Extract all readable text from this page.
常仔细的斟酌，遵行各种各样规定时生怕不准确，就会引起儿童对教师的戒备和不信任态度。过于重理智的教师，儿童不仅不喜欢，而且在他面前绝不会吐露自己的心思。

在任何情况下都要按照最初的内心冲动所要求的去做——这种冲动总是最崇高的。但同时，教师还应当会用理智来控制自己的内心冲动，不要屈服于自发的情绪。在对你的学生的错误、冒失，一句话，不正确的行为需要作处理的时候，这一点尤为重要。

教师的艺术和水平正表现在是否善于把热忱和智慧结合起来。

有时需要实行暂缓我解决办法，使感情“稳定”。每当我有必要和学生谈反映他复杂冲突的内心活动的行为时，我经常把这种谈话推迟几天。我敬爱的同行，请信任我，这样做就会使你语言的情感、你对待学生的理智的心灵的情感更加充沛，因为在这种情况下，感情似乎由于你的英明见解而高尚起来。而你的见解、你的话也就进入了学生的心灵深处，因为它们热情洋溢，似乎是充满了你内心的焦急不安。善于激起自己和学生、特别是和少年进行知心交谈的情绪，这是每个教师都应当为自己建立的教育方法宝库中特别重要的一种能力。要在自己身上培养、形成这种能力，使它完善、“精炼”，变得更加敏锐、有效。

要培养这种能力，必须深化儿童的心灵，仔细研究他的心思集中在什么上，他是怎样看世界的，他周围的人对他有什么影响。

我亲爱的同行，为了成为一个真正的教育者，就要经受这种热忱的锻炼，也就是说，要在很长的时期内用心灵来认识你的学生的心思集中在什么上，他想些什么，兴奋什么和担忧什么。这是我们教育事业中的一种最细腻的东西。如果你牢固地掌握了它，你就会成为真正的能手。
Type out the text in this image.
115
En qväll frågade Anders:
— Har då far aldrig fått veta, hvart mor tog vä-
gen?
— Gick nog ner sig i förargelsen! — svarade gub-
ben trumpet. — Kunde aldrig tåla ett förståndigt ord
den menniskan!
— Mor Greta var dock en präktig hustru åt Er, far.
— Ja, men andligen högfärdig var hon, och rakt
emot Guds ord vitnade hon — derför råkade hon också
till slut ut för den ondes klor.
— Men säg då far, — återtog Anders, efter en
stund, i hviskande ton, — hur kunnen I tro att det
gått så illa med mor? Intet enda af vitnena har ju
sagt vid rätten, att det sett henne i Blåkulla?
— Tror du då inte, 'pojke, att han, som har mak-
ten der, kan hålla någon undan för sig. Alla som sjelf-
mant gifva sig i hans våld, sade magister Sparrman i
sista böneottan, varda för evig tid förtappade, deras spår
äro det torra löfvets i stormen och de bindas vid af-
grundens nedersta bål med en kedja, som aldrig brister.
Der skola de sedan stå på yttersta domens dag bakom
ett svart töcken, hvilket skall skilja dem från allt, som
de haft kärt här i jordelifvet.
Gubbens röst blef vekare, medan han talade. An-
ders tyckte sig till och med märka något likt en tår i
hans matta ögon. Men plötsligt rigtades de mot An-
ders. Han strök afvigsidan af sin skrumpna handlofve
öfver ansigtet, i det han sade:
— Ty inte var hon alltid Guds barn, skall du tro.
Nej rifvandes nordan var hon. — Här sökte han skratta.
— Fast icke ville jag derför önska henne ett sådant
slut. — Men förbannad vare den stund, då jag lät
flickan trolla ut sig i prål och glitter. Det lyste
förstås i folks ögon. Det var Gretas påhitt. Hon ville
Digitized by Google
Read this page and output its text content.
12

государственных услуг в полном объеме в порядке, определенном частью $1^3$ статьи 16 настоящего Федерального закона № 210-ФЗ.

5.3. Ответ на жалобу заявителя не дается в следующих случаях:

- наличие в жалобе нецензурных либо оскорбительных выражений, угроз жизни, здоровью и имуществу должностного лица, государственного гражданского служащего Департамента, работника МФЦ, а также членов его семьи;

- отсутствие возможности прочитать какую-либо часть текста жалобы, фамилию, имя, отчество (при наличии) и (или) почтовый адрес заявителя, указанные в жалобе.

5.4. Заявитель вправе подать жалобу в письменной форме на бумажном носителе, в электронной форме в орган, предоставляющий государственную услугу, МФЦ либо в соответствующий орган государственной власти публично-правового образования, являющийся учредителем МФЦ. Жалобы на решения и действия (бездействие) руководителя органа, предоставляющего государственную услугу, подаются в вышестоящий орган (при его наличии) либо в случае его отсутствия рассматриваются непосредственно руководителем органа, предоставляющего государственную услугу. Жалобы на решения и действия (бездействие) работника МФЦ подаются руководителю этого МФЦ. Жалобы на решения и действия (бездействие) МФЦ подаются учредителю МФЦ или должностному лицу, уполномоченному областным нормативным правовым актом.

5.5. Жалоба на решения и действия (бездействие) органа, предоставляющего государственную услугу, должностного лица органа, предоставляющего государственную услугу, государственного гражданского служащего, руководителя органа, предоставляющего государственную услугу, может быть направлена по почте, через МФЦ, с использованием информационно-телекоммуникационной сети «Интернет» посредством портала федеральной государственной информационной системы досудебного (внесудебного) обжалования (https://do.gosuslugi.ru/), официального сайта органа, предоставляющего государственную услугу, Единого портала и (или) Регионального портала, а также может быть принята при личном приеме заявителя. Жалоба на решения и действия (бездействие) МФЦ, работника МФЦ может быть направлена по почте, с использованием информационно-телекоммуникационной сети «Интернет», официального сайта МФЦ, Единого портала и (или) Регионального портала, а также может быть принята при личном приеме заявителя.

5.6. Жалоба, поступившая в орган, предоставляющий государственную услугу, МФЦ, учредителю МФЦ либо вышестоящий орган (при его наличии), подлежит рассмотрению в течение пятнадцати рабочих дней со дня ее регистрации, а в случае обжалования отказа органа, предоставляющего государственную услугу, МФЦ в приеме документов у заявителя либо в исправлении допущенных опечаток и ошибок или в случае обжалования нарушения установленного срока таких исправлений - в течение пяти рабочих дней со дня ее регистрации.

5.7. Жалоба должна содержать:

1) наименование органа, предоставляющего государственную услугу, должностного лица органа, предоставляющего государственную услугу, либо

--------------------

Write out the complete set of records exactly as given.

== Full output ==
Extract all readable text from this page.
常仔细的斟酌，遵行各种各样规定时生怕不准确，就会引起儿童对教师的戒备和不信任态度。过于重理智的教师，儿童不仅不喜欢，而且在他面前绝不会吐露自己的心思。

在任何情况下都要按照最初的内心冲动所要求的去做——这种冲动总是最崇高的。但同时，教师还应当会用理智来控制自己的内心冲动，不要屈服于自发的情绪。在对你的学生的错误、冒失，一句话，不正确的行为需要作处理的时候，这一点尤为重要。

教师的艺术和水平正表现在是否善于把热忱和智慧结合起来。

有时需要实行暂缓我解决办法，使感情“稳定”。每当我有必要和学生谈反映他复杂冲突的内心活动的行为时，我经常把这种谈话推迟几天。我敬爱的同行，请信任我，这样做就会使你语言的情感、你对待学生的理智的心灵的情感更加充沛，因为在这种情况下，感情似乎由于你的英明见解而高尚起来。而你的见解、你的话也就进入了学生的心灵深处，因为它们热情洋溢，似乎是充满了你内心的焦急不安。善于激起自己和学生、特别是和少年进行知心交谈的情绪，这是每个教师都应当为自己建立的教育方法宝库中特别重要的一种能力。要在自己身上培养、形成这种能力，使它完善、“精炼”，变得更加敏锐、有效。

要培养这种能力，必须深化儿童的心灵，仔细研究他的心思集中在什么上，他是怎样看世界的，他周围的人对他有什么影响。

我亲爱的同行，为了成为一个真正的教育者，就要经受这种热忱的锻炼，也就是说，要在很长的时期内用心灵来认识你的学生的心思集中在什么上，他想些什么，兴奋什么和担忧什么。这是我们教育事业中的一种最细腻的东西。如果你牢固地掌握了它，你就会成为真正的能手。
Type out the text in this image.
115
En qväll frågade Anders:
— Har då far aldrig fått veta, hvart mor tog vä-
gen?
— Gick nog ner sig i förargelsen! — svarade gub-
ben trumpet. — Kunde aldrig tåla ett förståndigt ord
den menniskan!
— Mor Greta var dock en präktig hustru åt Er, far.
— Ja, men andligen högfärdig var hon, och rakt
emot Guds ord vitnade hon — derför råkade hon också
till slut ut för den ondes klor.
— Men säg då far, — återtog Anders, efter en
stund, i hviskande ton, — hur kunnen I tro att det
gått så illa med mor? Intet enda af vitnena har ju
sagt vid rätten, att det sett henne i Blåkulla?
— Tror du då inte, 'pojke, att han, som har mak-
ten der, kan hålla någon undan för sig. Alla som sjelf-
mant gifva sig i hans våld, sade magister Sparrman i
sista böneottan, varda för evig tid förtappade, deras spår
äro det torra löfvets i stormen och de bindas vid af-
grundens nedersta bål med en kedja, som aldrig brister.
Der skola de sedan stå på yttersta domens dag bakom
ett svart töcken, hvilket skall skilja dem från allt, som
de haft kärt här i jordelifvet.
Gubbens röst blef vekare, medan han talade. An-
ders tyckte sig till och med märka något likt en tår i
hans matta ögon. Men plötsligt rigtades de mot An-
ders. Han strök afvigsidan af sin skrumpna handlofve
öfver ansigtet, i det han sade:
— Ty inte var hon alltid Guds barn, skall du tro.
Nej rifvandes nordan var hon. — Här sökte han skratta.
— Fast icke ville jag derför önska henne ett sådant
slut. — Men förbannad vare den stund, då jag lät
flickan trolla ut sig i prål och glitter. Det lyste
förstås i folks ögon. Det var Gretas påhitt. Hon ville
Digitized by Google
Read this page and output its text content.
12

государственных услуг в полном объеме в порядке, определенном частью $1^3$ статьи 16 настоящего Федерального закона № 210-ФЗ.

5.3. Ответ на жалобу заявителя не дается в следующих случаях:

- наличие в жалобе нецензурных либо оскорбительных выражений, угроз жизни, здоровью и имуществу должностного лица, государственного гражданского служащего Департамента, работника МФЦ, а также членов его семьи;

- отсутствие возможности прочитать какую-либо часть текста жалобы, фамилию, имя, отчество (при наличии) и (или) почтовый адрес заявителя, указанные в жалобе.

5.4. Заявитель вправе подать жалобу в письменной форме на бумажном носителе, в электронной форме в орган, предоставляющий государственную услугу, МФЦ либо в соответствующий орган государственной власти публично-правового образования, являющийся учредителем МФЦ. Жалобы на решения и действия (бездействие) руководителя органа, предоставляющего государственную услугу, подаются в вышестоящий орган (при его наличии) либо в случае его отсутствия рассматриваются непосредственно руководителем органа, предоставляющего государственную услугу. Жалобы на решения и действия (бездействие) работника МФЦ подаются руководителю этого МФЦ. Жалобы на решения и действия (бездействие) МФЦ подаются учредителю МФЦ или должностному лицу, уполномоченному областным нормативным правовым актом.

5.5. Жалоба на решения и действия (бездействие) органа, предоставляющего государственную услугу, должностного лица органа, предоставляющего государственную услугу, государственного гражданского служащего, руководителя органа, предоставляющего государственную услугу, может быть направлена по почте, через МФЦ, с использованием информационно-телекоммуникационной сети «Интернет» посредством портала федеральной государственной информационной системы досудебного (внесудебного) обжалования (https://do.gosuslugi.ru/), официального сайта органа, предоставляющего государственную услугу, Единого портала и (или) Регионального портала, а также может быть принята при личном приеме заявителя. Жалоба на решения и действия (бездействие) МФЦ, работника МФЦ может быть направлена по почте, с использованием информационно-телекоммуникационной сети «Интернет», официального сайта МФЦ, Единого портала и (или) Регионального портала, а также может быть принята при личном приеме заявителя.

5.6. Жалоба, поступившая в орган, предоставляющий государственную услугу, МФЦ, учредителю МФЦ либо вышестоящий орган (при его наличии), подлежит рассмотрению в течение пятнадцати рабочих дней со дня ее регистрации, а в случае обжалования отказа органа, предоставляющего государственную услугу, МФЦ в приеме документов у заявителя либо в исправлении допущенных опечаток и ошибок или в случае обжалования нарушения установленного срока таких исправлений - в течение пяти рабочих дней со дня ее регистрации.

5.7. Жалоба должна содержать:

1) наименование органа, предоставляющего государственную услугу, должностного лица органа, предоставляющего государственную услугу, либо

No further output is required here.